What the task asks
Each record must be reproduced exactly as it is shown.
── Input for this task ──
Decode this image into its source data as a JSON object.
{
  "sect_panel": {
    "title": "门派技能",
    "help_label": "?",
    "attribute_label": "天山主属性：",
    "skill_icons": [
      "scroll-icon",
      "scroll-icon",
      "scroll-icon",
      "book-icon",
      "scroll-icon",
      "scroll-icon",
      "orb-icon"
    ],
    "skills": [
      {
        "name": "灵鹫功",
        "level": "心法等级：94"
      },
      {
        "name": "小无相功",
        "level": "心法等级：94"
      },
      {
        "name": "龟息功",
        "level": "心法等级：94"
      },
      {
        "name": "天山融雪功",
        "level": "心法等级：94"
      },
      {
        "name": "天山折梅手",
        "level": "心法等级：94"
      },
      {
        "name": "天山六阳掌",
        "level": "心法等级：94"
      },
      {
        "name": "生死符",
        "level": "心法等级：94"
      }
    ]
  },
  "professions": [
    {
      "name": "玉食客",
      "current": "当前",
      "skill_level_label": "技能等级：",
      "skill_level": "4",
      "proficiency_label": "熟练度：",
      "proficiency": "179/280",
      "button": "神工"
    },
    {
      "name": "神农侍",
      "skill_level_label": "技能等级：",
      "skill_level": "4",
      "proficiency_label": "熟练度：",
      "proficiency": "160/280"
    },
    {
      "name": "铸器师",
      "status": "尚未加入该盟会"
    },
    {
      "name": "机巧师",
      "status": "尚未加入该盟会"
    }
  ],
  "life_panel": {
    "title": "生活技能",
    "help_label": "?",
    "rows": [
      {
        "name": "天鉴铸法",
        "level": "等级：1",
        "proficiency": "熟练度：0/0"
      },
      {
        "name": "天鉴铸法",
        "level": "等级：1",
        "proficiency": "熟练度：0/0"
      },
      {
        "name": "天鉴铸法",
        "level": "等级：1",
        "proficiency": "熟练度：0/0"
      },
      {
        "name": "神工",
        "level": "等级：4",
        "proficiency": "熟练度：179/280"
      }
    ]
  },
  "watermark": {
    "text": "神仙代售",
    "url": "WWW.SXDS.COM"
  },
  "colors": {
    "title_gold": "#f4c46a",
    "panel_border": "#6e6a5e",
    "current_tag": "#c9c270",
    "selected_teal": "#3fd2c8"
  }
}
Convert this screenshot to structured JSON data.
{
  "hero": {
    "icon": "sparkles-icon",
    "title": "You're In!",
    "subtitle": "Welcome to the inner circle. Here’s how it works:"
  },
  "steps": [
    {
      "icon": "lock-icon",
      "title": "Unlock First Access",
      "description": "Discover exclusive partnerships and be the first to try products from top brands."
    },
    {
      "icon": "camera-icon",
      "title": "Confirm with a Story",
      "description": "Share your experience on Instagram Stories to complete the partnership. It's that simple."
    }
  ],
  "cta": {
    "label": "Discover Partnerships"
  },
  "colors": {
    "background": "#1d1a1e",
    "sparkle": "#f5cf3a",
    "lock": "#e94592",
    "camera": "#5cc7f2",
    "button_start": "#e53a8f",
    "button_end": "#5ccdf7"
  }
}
───
The solution
Decode this image into its source data as a JSON object.
{
  "sect_panel": {
    "title": "门派技能",
    "help_label": "?",
    "attribute_label": "天山主属性：",
    "skill_icons": [
      "scroll-icon",
      "scroll-icon",
      "scroll-icon",
      "book-icon",
      "scroll-icon",
      "scroll-icon",
      "orb-icon"
    ],
    "skills": [
      {
        "name": "灵鹫功",
        "level": "心法等级：94"
      },
      {
        "name": "小无相功",
        "level": "心法等级：94"
      },
      {
        "name": "龟息功",
        "level": "心法等级：94"
      },
      {
        "name": "天山融雪功",
        "level": "心法等级：94"
      },
      {
        "name": "天山折梅手",
        "level": "心法等级：94"
      },
      {
        "name": "天山六阳掌",
        "level": "心法等级：94"
      },
      {
        "name": "生死符",
        "level": "心法等级：94"
      }
    ]
  },
  "professions": [
    {
      "name": "玉食客",
      "current": "当前",
      "skill_level_label": "技能等级：",
      "skill_level": "4",
      "proficiency_label": "熟练度：",
      "proficiency": "179/280",
      "button": "神工"
    },
    {
      "name": "神农侍",
      "skill_level_label": "技能等级：",
      "skill_level": "4",
      "proficiency_label": "熟练度：",
      "proficiency": "160/280"
    },
    {
      "name": "铸器师",
      "status": "尚未加入该盟会"
    },
    {
      "name": "机巧师",
      "status": "尚未加入该盟会"
    }
  ],
  "life_panel": {
    "title": "生活技能",
    "help_label": "?",
    "rows": [
      {
        "name": "天鉴铸法",
        "level": "等级：1",
        "proficiency": "熟练度：0/0"
      },
      {
        "name": "天鉴铸法",
        "level": "等级：1",
        "proficiency": "熟练度：0/0"
      },
      {
        "name": "天鉴铸法",
        "level": "等级：1",
        "proficiency": "熟练度：0/0"
      },
      {
        "name": "神工",
        "level": "等级：4",
        "proficiency": "熟练度：179/280"
      }
    ]
  },
  "watermark": {
    "text": "神仙代售",
    "url": "WWW.SXDS.COM"
  },
  "colors": {
    "title_gold": "#f4c46a",
    "panel_border": "#6e6a5e",
    "current_tag": "#c9c270",
    "selected_teal": "#3fd2c8"
  }
}
Convert this screenshot to structured JSON data.
{
  "hero": {
    "icon": "sparkles-icon",
    "title": "You're In!",
    "subtitle": "Welcome to the inner circle. Here’s how it works:"
  },
  "steps": [
    {
      "icon": "lock-icon",
      "title": "Unlock First Access",
      "description": "Discover exclusive partnerships and be the first to try products from top brands."
    },
    {
      "icon": "camera-icon",
      "title": "Confirm with a Story",
      "description": "Share your experience on Instagram Stories to complete the partnership. It's that simple."
    }
  ],
  "cta": {
    "label": "Discover Partnerships"
  },
  "colors": {
    "background": "#1d1a1e",
    "sparkle": "#f5cf3a",
    "lock": "#e94592",
    "camera": "#5cc7f2",
    "button_start": "#e53a8f",
    "button_end": "#5ccdf7"
  }
}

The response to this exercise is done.